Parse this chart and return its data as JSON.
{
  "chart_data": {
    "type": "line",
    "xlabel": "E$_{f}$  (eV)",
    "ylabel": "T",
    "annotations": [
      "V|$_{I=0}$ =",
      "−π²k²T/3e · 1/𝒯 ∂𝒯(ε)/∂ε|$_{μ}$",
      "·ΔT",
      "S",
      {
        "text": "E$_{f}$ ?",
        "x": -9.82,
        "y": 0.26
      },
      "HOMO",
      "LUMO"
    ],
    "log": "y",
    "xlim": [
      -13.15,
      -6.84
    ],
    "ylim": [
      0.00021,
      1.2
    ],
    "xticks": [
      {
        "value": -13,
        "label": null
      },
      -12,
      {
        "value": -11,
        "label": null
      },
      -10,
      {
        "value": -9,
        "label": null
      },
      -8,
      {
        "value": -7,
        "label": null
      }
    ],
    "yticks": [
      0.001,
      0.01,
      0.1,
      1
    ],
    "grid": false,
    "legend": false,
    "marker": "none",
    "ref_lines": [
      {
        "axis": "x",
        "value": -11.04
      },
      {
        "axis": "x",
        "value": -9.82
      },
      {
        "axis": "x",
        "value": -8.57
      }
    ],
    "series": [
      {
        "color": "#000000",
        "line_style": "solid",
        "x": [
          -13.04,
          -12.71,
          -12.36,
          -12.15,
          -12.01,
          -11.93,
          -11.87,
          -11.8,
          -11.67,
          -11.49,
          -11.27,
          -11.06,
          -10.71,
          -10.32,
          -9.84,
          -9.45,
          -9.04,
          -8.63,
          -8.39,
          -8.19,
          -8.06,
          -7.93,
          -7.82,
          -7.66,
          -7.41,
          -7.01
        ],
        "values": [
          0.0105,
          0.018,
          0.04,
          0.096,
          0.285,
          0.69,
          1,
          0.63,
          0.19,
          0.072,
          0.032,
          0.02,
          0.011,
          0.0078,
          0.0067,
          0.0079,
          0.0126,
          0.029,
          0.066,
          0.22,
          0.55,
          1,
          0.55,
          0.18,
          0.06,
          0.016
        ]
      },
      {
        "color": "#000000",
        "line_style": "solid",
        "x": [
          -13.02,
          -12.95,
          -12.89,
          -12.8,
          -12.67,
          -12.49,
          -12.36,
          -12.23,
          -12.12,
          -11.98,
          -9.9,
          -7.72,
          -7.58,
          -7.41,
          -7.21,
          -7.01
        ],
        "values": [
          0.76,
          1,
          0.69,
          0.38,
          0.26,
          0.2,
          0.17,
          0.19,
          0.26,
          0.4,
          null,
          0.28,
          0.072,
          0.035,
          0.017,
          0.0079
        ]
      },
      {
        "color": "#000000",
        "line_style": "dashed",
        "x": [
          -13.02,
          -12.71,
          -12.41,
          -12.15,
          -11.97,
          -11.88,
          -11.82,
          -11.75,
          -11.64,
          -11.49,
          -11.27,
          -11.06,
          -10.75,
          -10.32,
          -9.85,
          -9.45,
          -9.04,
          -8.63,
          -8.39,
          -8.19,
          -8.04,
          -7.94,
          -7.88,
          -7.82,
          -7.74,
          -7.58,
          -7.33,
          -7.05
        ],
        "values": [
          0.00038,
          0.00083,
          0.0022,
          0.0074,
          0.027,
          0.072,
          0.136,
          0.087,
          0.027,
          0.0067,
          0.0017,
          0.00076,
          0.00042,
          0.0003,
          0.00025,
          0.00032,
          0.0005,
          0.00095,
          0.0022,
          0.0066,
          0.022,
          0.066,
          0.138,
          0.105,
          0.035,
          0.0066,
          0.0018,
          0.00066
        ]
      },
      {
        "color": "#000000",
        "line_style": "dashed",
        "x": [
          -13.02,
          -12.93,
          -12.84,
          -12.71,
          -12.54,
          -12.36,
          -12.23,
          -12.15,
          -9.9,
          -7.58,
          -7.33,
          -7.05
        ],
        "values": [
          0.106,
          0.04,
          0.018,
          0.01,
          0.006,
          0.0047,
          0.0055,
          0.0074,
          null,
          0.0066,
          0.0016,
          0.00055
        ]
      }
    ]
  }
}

What is expected
Repeat the data above, word for word.

The answer
Parse this chart and return its data as JSON.
{
  "chart_data": {
    "type": "line",
    "xlabel": "E$_{f}$  (eV)",
    "ylabel": "T",
    "annotations": [
      "V|$_{I=0}$ =",
      "−π²k²T/3e · 1/𝒯 ∂𝒯(ε)/∂ε|$_{μ}$",
      "·ΔT",
      "S",
      {
        "text": "E$_{f}$ ?",
        "x": -9.82,
        "y": 0.26
      },
      "HOMO",
      "LUMO"
    ],
    "log": "y",
    "xlim": [
      -13.15,
      -6.84
    ],
    "ylim": [
      0.00021,
      1.2
    ],
    "xticks": [
      {
        "value": -13,
        "label": null
      },
      -12,
      {
        "value": -11,
        "label": null
      },
      -10,
      {
        "value": -9,
        "label": null
      },
      -8,
      {
        "value": -7,
        "label": null
      }
    ],
    "yticks": [
      0.001,
      0.01,
      0.1,
      1
    ],
    "grid": false,
    "legend": false,
    "marker": "none",
    "ref_lines": [
      {
        "axis": "x",
        "value": -11.04
      },
      {
        "axis": "x",
        "value": -9.82
      },
      {
        "axis": "x",
        "value": -8.57
      }
    ],
    "series": [
      {
        "color": "#000000",
        "line_style": "solid",
        "x": [
          -13.04,
          -12.71,
          -12.36,
          -12.15,
          -12.01,
          -11.93,
          -11.87,
          -11.8,
          -11.67,
          -11.49,
          -11.27,
          -11.06,
          -10.71,
          -10.32,
          -9.84,
          -9.45,
          -9.04,
          -8.63,
          -8.39,
          -8.19,
          -8.06,
          -7.93,
          -7.82,
          -7.66,
          -7.41,
          -7.01
        ],
        "values": [
          0.0105,
          0.018,
          0.04,
          0.096,
          0.285,
          0.69,
          1,
          0.63,
          0.19,
          0.072,
          0.032,
          0.02,
          0.011,
          0.0078,
          0.0067,
          0.0079,
          0.0126,
          0.029,
          0.066,
          0.22,
          0.55,
          1,
          0.55,
          0.18,
          0.06,
          0.016
        ]
      },
      {
        "color": "#000000",
        "line_style": "solid",
        "x": [
          -13.02,
          -12.95,
          -12.89,
          -12.8,
          -12.67,
          -12.49,
          -12.36,
          -12.23,
          -12.12,
          -11.98,
          -9.9,
          -7.72,
          -7.58,
          -7.41,
          -7.21,
          -7.01
        ],
        "values": [
          0.76,
          1,
          0.69,
          0.38,
          0.26,
          0.2,
          0.17,
          0.19,
          0.26,
          0.4,
          null,
          0.28,
          0.072,
          0.035,
          0.017,
          0.0079
        ]
      },
      {
        "color": "#000000",
        "line_style": "dashed",
        "x": [
          -13.02,
          -12.71,
          -12.41,
          -12.15,
          -11.97,
          -11.88,
          -11.82,
          -11.75,
          -11.64,
          -11.49,
          -11.27,
          -11.06,
          -10.75,
          -10.32,
          -9.85,
          -9.45,
          -9.04,
          -8.63,
          -8.39,
          -8.19,
          -8.04,
          -7.94,
          -7.88,
          -7.82,
          -7.74,
          -7.58,
          -7.33,
          -7.05
        ],
        "values": [
          0.00038,
          0.00083,
          0.0022,
          0.0074,
          0.027,
          0.072,
          0.136,
          0.087,
          0.027,
          0.0067,
          0.0017,
          0.00076,
          0.00042,
          0.0003,
          0.00025,
          0.00032,
          0.0005,
          0.00095,
          0.0022,
          0.0066,
          0.022,
          0.066,
          0.138,
          0.105,
          0.035,
          0.0066,
          0.0018,
          0.00066
        ]
      },
      {
        "color": "#000000",
        "line_style": "dashed",
        "x": [
          -13.02,
          -12.93,
          -12.84,
          -12.71,
          -12.54,
          -12.36,
          -12.23,
          -12.15,
          -9.9,
          -7.58,
          -7.33,
          -7.05
        ],
        "values": [
          0.106,
          0.04,
          0.018,
          0.01,
          0.006,
          0.0047,
          0.0055,
          0.0074,
          null,
          0.0066,
          0.0016,
          0.00055
        ]
      }
    ]
  }
}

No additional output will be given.